▶ **Data listing**:
++++

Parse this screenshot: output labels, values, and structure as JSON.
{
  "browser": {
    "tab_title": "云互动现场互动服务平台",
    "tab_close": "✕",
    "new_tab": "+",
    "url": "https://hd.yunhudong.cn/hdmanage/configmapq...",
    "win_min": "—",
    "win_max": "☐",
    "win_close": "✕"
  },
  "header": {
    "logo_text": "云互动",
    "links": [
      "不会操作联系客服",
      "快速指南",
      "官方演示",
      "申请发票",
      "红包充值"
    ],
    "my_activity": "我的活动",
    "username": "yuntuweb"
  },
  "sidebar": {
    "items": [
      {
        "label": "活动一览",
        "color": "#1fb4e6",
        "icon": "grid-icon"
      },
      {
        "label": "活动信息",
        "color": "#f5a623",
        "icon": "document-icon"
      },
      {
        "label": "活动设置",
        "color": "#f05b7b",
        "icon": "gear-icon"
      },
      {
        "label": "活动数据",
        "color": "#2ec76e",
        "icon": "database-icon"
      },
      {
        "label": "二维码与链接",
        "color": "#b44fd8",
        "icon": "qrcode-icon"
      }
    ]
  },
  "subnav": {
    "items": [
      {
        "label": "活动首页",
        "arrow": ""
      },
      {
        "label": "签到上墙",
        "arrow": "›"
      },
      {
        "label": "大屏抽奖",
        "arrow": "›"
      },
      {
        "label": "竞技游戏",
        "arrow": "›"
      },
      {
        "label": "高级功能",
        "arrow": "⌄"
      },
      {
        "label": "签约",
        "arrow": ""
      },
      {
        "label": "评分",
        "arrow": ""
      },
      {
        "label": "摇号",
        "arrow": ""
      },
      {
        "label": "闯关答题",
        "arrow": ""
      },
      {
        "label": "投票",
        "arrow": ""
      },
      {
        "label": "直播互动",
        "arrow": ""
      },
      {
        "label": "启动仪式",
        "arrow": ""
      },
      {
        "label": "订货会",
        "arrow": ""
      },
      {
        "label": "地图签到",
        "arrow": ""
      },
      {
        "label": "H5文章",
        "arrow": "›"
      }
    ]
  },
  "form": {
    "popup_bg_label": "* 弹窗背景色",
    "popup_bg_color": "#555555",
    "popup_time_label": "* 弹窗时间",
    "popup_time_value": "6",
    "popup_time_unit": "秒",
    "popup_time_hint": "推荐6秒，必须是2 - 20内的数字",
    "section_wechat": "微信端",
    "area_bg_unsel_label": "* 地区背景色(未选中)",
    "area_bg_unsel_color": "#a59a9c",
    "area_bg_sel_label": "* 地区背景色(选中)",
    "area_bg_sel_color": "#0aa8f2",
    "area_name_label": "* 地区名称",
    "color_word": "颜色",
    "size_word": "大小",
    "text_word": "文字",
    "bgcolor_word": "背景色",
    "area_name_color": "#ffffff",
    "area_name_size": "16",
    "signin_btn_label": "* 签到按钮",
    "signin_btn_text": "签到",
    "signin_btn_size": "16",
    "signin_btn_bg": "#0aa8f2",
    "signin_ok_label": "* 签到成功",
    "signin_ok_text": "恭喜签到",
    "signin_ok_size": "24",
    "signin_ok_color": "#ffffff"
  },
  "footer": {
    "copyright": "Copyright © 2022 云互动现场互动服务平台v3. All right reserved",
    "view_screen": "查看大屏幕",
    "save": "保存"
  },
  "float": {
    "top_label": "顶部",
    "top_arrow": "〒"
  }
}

++++

▶ **Required work**: Send back all of the entries exactly, with nothing missing.

▶ **Complete output**:
Parse this screenshot: output labels, values, and structure as JSON.
{
  "browser": {
    "tab_title": "云互动现场互动服务平台",
    "tab_close": "✕",
    "new_tab": "+",
    "url": "https://hd.yunhudong.cn/hdmanage/configmapq...",
    "win_min": "—",
    "win_max": "☐",
    "win_close": "✕"
  },
  "header": {
    "logo_text": "云互动",
    "links": [
      "不会操作联系客服",
      "快速指南",
      "官方演示",
      "申请发票",
      "红包充值"
    ],
    "my_activity": "我的活动",
    "username": "yuntuweb"
  },
  "sidebar": {
    "items": [
      {
        "label": "活动一览",
        "color": "#1fb4e6",
        "icon": "grid-icon"
      },
      {
        "label": "活动信息",
        "color": "#f5a623",
        "icon": "document-icon"
      },
      {
        "label": "活动设置",
        "color": "#f05b7b",
        "icon": "gear-icon"
      },
      {
        "label": "活动数据",
        "color": "#2ec76e",
        "icon": "database-icon"
      },
      {
        "label": "二维码与链接",
        "color": "#b44fd8",
        "icon": "qrcode-icon"
      }
    ]
  },
  "subnav": {
    "items": [
      {
        "label": "活动首页",
        "arrow": ""
      },
      {
        "label": "签到上墙",
        "arrow": "›"
      },
      {
        "label": "大屏抽奖",
        "arrow": "›"
      },
      {
        "label": "竞技游戏",
        "arrow": "›"
      },
      {
        "label": "高级功能",
        "arrow": "⌄"
      },
      {
        "label": "签约",
        "arrow": ""
      },
      {
        "label": "评分",
        "arrow": ""
      },
      {
        "label": "摇号",
        "arrow": ""
      },
      {
        "label": "闯关答题",
        "arrow": ""
      },
      {
        "label": "投票",
        "arrow": ""
      },
      {
        "label": "直播互动",
        "arrow": ""
      },
      {
        "label": "启动仪式",
        "arrow": ""
      },
      {
        "label": "订货会",
        "arrow": ""
      },
      {
        "label": "地图签到",
        "arrow": ""
      },
      {
        "label": "H5文章",
        "arrow": "›"
      }
    ]
  },
  "form": {
    "popup_bg_label": "* 弹窗背景色",
    "popup_bg_color": "#555555",
    "popup_time_label": "* 弹窗时间",
    "popup_time_value": "6",
    "popup_time_unit": "秒",
    "popup_time_hint": "推荐6秒，必须是2 - 20内的数字",
    "section_wechat": "微信端",
    "area_bg_unsel_label": "* 地区背景色(未选中)",
    "area_bg_unsel_color": "#a59a9c",
    "area_bg_sel_label": "* 地区背景色(选中)",
    "area_bg_sel_color": "#0aa8f2",
    "area_name_label": "* 地区名称",
    "color_word": "颜色",
    "size_word": "大小",
    "text_word": "文字",
    "bgcolor_word": "背景色",
    "area_name_color": "#ffffff",
    "area_name_size": "16",
    "signin_btn_label": "* 签到按钮",
    "signin_btn_text": "签到",
    "signin_btn_size": "16",
    "signin_btn_bg": "#0aa8f2",
    "signin_ok_label": "* 签到成功",
    "signin_ok_text": "恭喜签到",
    "signin_ok_size": "24",
    "signin_ok_color": "#ffffff"
  },
  "footer": {
    "copyright": "Copyright © 2022 云互动现场互动服务平台v3. All right reserved",
    "view_screen": "查看大屏幕",
    "save": "保存"
  },
  "float": {
    "top_label": "顶部",
    "top_arrow": "〒"
  }
}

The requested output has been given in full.